INFORMATION SUPPLIED =>
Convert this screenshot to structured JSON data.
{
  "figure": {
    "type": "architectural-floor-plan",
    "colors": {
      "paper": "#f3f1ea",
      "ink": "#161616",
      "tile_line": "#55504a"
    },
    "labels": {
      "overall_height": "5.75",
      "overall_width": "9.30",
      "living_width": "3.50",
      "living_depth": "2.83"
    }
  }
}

SET PROBLEM => Every record shown above must be echoed exactly.

EXERCISE RESPONSE =>
Convert this screenshot to structured JSON data.
{
  "figure": {
    "type": "architectural-floor-plan",
    "colors": {
      "paper": "#f3f1ea",
      "ink": "#161616",
      "tile_line": "#55504a"
    },
    "labels": {
      "overall_height": "5.75",
      "overall_width": "9.30",
      "living_width": "3.50",
      "living_depth": "2.83"
    }
  }
}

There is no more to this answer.